[RECORDS PROVIDED]
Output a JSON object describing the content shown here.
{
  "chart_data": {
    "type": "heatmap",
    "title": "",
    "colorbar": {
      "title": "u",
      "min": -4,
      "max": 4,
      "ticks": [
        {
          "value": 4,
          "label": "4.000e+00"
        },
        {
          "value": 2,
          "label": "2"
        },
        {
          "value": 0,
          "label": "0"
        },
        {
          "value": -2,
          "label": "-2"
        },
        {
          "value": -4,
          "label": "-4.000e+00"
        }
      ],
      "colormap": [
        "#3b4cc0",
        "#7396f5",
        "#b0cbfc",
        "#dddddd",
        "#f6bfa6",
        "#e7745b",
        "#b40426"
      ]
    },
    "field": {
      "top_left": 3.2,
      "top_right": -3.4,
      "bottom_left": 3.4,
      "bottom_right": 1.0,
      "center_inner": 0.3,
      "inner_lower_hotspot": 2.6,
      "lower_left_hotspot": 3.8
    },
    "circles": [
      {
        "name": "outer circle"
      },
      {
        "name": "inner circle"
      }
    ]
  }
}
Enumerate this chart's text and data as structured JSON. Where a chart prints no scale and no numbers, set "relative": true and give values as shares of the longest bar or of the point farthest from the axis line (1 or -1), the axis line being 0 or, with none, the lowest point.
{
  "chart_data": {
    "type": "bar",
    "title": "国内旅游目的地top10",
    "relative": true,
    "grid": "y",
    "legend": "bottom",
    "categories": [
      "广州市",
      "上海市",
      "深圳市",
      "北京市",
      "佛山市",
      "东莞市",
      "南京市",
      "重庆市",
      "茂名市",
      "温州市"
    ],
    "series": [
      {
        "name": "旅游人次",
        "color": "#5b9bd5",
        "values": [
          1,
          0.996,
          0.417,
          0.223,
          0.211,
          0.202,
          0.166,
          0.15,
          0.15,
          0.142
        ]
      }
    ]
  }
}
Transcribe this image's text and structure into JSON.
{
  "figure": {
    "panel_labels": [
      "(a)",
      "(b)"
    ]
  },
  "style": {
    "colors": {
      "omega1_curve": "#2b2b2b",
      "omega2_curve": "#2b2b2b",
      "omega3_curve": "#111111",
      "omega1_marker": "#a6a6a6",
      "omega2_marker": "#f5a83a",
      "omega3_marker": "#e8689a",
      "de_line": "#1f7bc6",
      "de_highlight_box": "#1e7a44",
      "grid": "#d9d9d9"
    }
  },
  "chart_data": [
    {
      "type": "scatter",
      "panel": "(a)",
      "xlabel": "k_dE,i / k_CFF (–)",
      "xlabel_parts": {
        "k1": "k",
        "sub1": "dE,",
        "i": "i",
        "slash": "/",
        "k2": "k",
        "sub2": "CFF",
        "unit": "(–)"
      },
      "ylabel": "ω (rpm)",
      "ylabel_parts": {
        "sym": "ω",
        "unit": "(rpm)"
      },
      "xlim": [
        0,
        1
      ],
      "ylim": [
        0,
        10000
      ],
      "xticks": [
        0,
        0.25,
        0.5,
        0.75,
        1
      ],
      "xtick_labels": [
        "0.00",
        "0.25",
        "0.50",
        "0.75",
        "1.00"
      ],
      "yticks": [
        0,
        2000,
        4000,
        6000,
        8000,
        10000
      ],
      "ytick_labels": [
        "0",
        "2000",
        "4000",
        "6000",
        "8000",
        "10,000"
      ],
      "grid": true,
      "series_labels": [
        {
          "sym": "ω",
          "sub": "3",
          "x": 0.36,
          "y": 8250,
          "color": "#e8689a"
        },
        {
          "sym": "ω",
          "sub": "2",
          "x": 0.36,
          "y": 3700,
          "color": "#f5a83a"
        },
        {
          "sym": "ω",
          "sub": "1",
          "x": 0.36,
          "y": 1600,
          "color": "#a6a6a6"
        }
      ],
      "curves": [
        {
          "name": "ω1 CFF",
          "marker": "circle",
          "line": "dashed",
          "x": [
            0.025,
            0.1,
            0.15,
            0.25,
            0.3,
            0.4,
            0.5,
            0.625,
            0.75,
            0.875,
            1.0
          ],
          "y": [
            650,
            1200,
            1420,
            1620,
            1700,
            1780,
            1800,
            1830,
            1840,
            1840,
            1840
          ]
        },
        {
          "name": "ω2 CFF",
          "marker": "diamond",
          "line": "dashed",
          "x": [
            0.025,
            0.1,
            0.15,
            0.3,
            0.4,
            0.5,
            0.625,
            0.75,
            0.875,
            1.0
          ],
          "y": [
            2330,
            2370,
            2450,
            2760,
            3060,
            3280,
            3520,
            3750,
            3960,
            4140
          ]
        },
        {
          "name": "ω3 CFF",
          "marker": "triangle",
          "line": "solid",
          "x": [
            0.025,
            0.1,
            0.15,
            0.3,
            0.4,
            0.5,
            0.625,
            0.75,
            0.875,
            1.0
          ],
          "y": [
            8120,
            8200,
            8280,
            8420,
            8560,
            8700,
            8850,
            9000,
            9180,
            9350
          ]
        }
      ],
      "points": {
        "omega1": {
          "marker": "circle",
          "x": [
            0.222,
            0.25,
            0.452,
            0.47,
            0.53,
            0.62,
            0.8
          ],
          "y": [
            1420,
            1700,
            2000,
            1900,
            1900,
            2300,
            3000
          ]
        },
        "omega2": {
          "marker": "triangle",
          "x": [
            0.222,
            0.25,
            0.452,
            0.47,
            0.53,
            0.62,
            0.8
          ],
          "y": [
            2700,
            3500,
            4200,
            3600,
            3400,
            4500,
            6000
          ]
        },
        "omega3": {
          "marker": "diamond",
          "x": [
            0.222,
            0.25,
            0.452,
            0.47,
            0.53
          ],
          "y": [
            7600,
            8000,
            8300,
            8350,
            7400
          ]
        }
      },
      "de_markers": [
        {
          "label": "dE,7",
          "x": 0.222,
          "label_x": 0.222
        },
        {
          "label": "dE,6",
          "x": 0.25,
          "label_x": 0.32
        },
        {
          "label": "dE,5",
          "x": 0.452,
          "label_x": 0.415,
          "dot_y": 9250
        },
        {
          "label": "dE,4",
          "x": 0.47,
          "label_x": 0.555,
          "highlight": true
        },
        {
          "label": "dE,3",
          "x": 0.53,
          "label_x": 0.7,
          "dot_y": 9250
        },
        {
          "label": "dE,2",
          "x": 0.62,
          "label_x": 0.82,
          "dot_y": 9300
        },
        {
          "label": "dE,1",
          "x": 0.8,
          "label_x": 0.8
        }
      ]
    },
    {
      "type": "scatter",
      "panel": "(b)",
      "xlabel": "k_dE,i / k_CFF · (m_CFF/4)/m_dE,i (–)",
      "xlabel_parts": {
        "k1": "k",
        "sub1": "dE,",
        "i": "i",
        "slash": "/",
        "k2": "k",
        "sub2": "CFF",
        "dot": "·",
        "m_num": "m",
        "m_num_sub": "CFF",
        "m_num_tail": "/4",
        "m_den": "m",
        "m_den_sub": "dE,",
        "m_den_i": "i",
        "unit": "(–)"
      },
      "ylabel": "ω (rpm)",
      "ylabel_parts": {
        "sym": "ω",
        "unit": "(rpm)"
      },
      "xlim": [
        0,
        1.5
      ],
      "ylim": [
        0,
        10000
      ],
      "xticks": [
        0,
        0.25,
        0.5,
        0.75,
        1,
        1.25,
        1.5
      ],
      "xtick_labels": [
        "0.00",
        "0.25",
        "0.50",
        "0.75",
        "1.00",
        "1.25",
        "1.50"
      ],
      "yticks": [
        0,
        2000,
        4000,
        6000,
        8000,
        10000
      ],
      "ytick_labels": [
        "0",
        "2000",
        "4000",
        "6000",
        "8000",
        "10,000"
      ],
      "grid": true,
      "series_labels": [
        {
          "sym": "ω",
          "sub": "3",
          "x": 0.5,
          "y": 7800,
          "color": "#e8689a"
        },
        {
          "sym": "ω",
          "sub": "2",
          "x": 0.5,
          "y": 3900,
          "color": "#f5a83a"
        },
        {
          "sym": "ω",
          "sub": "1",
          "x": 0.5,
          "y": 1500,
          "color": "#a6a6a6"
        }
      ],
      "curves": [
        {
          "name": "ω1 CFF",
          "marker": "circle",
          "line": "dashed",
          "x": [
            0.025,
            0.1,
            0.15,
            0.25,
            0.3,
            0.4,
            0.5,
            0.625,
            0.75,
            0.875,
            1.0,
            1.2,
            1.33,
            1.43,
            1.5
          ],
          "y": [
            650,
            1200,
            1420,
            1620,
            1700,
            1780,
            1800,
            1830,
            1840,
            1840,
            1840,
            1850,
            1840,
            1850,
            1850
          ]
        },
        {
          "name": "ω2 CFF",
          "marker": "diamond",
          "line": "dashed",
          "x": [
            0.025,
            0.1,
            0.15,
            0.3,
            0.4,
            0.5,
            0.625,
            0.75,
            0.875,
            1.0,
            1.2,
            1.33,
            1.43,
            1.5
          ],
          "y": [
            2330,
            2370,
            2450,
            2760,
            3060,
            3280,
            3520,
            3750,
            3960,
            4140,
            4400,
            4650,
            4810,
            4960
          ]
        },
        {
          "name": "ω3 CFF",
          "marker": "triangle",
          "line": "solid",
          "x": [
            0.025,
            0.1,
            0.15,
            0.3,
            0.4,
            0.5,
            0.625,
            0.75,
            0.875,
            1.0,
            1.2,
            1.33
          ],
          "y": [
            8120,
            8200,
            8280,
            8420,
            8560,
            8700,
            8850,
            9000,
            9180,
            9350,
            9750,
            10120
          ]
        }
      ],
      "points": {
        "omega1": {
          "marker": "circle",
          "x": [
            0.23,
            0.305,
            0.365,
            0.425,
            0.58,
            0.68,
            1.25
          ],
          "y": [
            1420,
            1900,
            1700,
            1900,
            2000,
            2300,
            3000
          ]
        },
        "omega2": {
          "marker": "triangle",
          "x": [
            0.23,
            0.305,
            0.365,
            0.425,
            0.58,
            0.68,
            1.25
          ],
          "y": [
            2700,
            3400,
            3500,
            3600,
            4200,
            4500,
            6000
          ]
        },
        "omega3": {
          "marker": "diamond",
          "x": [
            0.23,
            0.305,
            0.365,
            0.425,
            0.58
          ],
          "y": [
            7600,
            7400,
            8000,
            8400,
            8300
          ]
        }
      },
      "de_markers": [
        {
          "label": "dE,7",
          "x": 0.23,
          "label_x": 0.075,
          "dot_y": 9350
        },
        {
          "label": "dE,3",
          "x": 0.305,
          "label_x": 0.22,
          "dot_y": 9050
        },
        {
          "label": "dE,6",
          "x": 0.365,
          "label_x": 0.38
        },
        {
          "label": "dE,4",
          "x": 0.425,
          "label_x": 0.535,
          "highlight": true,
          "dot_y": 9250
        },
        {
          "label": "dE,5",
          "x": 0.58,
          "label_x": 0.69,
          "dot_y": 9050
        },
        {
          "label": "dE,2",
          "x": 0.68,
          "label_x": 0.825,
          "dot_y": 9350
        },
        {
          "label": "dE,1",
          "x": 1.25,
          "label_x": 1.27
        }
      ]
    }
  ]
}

[DIRECTIONS FOR THIS TASK] Lines containing the word "type" must all be returned from the material above.

[COMPLETED EXERCISE]
    "type": "heatmap",
    "type": "bar",
      "type": "scatter",
      "type": "scatter",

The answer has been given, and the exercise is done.